## GIVEN TEXT
◇ ◇ ◇ ◇

The following are two excerpts from the essay, which is currently only available to subscribers.
India is focusing heavily on naval capabilities because friction in the Sino-Indian relationship is not restricted to their disputed border. Indeed, the most contentious arena for China and India may not be their land border at all, but the Indian Ocean. A growing number of strategic commentators, not least Robert Kaplan in his new book on the Indian Ocean region, Monsoon, have acknowledged the nearly limitless strategic significance of the ocean, home to the globe’s principal oil shipping lanes. Indeed, nearly 70 percent of the global traffic of petroleum products traverses the Indian Ocean, so there are few countries on earth for whom the Indian Ocean does not have some significance.

◇ ◇ ◇ ◇

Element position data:
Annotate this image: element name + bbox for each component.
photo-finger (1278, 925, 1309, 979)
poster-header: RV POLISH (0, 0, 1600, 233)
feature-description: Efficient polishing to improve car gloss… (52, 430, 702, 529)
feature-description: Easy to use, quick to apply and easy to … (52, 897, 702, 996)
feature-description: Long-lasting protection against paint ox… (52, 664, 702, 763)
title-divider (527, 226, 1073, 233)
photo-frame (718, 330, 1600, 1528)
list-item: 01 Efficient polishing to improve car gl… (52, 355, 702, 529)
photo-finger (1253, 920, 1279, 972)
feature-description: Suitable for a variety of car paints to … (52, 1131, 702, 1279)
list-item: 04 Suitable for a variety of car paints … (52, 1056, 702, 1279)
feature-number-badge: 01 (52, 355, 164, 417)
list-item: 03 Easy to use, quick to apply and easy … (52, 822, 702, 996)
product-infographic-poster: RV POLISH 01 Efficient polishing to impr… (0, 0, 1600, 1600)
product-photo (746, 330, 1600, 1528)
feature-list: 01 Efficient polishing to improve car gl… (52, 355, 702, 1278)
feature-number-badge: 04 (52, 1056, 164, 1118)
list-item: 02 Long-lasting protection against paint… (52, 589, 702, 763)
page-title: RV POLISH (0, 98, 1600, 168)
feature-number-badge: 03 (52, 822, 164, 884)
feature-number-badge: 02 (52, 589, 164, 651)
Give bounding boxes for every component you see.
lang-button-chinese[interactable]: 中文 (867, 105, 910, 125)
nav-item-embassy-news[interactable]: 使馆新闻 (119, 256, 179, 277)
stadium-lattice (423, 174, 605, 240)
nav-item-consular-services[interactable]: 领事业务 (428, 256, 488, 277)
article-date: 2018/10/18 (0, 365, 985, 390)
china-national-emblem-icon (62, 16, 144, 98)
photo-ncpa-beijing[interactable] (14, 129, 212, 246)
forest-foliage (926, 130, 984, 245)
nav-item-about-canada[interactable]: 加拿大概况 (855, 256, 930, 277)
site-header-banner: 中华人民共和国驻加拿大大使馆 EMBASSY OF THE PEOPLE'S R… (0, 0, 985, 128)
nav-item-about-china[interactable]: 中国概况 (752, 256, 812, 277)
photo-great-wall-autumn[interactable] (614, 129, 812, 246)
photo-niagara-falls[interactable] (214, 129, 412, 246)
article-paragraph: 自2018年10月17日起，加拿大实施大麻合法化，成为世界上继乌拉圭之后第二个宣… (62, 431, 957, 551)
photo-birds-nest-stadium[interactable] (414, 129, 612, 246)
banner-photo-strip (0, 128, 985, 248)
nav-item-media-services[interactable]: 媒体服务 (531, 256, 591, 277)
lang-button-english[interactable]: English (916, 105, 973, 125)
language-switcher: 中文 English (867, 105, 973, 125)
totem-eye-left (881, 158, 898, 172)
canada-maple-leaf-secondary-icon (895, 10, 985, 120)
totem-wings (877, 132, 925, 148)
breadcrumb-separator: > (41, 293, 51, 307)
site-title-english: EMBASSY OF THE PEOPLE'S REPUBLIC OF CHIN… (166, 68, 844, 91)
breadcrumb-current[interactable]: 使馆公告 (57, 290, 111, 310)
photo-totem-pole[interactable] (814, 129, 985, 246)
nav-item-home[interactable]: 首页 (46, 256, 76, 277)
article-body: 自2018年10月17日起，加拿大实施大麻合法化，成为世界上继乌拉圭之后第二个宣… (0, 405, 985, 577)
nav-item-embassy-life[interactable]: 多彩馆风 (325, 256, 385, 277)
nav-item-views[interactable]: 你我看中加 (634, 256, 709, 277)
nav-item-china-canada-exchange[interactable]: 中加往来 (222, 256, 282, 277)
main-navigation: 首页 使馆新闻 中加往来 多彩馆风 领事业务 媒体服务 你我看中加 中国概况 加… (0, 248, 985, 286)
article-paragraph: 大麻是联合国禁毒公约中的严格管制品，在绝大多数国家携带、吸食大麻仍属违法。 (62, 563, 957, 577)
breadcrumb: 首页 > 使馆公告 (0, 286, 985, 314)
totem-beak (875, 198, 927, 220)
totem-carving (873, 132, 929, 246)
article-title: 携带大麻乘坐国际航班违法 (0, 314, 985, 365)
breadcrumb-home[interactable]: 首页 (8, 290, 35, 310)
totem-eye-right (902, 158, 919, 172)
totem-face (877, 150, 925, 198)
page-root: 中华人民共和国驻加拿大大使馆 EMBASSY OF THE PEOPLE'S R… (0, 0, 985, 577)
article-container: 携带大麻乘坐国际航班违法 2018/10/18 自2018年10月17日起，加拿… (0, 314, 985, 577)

◇ ◇ ◇ ◇

## TASK LIST
**1)** Format the entries as a Markdown table with the columns Row and Line, starting at the first entry and ending at the line that contains "photo-finger (1253, 920, 1279, 972)". Leave out any blank lines.
**2)** Pick up the passage on India's naval focus and the Indian Ocean after its last sentence and keep writing.
The passage and the entries come from unrelated sources.

## ANSWERS FOR THE TASKS
**1)**
| Row | Line |
|---|---|
| 1 | Annotate this image: element name + bbox for each component. |
| 2 | photo-finger (1278, 925, 1309, 979) |
| 3 | poster-header: RV POLISH (0, 0, 1600, 233) |
| 4 | feature-description: Efficient polishing to improve car gloss… (52, 430, 702, 529) |
| 5 | feature-description: Easy to use, quick to apply and easy to … (52, 897, 702, 996) |
| 6 | feature-description: Long-lasting protection against paint ox… (52, 664, 702, 763) |
| 7 | title-divider (527, 226, 1073, 233) |
| 8 | photo-frame (718, 330, 1600, 1528) |
| 9 | list-item: 01 Efficient polishing to improve car gl… (52, 355, 702, 529) |
| 10 | photo-finger (1253, 920, 1279, 972) |

**2)**
Over the past decade or so, China has made a concerted effort to boost its profile in the Indian Ocean region, a policy designed to compensate for what Beijing sees as perhaps its greatest strategic weakness: the security of its energy imports. Eighty-five percent of the oil bound for China will pass through the Indian Ocean over the next decade, including through one of the “main navigational choke points of world commerce,” the Strait of Malacca. China has always feared that this narrow, 500-mile stretch of water between Indonesia and Malaysia could be used by a potential adversary to choke off its energy supply and starve its economy into submission (China’s leaders have watched closely as India has boosted its military profile in the Andaman and Nicobar islands, Union Territories of India that sit near the mouth of the Strait of Malacca).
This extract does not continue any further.